Brief:
Find the lines with "atidaryti" in them and copy them out.

Data section:
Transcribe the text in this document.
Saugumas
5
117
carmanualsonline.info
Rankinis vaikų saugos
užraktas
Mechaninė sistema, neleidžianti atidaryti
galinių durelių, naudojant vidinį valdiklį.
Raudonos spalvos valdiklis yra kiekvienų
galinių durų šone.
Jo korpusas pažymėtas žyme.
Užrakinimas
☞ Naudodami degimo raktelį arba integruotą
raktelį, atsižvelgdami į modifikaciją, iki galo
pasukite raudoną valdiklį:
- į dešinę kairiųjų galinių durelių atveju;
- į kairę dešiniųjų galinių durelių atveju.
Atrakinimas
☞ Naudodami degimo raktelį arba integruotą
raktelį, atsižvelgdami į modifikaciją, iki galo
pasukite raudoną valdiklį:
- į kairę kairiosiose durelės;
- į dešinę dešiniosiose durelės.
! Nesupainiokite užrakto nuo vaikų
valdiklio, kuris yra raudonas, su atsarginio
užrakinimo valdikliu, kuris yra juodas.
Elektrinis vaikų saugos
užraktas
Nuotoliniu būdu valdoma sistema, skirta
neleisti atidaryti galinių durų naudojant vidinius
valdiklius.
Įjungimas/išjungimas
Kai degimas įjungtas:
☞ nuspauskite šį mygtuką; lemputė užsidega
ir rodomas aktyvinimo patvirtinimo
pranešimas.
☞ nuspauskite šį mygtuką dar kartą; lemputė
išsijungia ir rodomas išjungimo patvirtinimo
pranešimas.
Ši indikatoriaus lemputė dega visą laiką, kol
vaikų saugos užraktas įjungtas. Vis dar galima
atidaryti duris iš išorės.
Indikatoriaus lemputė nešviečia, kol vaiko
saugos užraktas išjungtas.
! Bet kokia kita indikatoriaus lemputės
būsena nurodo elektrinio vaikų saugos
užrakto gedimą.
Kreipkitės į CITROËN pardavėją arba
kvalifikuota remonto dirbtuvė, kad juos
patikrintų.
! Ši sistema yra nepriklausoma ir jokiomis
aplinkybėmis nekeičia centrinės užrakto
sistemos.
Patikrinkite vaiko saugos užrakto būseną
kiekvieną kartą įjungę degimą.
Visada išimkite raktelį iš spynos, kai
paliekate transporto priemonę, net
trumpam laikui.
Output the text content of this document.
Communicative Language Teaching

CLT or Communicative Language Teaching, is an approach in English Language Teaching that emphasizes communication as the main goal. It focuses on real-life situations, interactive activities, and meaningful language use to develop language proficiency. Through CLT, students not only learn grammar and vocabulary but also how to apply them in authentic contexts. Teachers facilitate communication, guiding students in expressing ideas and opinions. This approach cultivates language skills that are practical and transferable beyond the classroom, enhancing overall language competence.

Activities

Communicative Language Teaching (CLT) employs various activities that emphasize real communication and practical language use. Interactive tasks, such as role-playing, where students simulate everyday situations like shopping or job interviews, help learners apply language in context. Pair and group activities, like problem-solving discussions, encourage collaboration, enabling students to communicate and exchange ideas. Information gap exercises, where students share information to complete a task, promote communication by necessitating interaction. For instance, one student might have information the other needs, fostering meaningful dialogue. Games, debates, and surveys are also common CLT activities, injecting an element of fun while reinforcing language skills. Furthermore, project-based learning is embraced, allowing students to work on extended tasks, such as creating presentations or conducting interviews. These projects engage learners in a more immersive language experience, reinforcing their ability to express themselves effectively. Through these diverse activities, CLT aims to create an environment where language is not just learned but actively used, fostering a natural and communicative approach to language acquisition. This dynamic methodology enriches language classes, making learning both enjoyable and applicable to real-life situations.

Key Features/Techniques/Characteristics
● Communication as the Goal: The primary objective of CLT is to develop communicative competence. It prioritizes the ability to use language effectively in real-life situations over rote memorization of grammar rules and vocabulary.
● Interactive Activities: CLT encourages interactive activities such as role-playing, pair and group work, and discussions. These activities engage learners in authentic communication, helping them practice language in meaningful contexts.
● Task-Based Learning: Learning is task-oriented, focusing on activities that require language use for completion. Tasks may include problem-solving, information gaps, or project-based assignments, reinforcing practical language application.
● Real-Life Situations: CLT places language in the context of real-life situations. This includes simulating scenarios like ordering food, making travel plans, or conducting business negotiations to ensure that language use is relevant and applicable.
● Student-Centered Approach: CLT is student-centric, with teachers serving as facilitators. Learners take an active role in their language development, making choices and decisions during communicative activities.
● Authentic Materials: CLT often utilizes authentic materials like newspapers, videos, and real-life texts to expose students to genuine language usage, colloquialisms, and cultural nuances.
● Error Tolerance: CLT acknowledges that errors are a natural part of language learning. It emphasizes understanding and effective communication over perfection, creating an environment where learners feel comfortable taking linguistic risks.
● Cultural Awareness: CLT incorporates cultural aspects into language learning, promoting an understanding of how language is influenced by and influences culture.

Written reply:
Mechaninė sistema, neleidžianti atidaryti
neleisti atidaryti galinių durų naudojant vidinius
atidaryti duris iš išorės.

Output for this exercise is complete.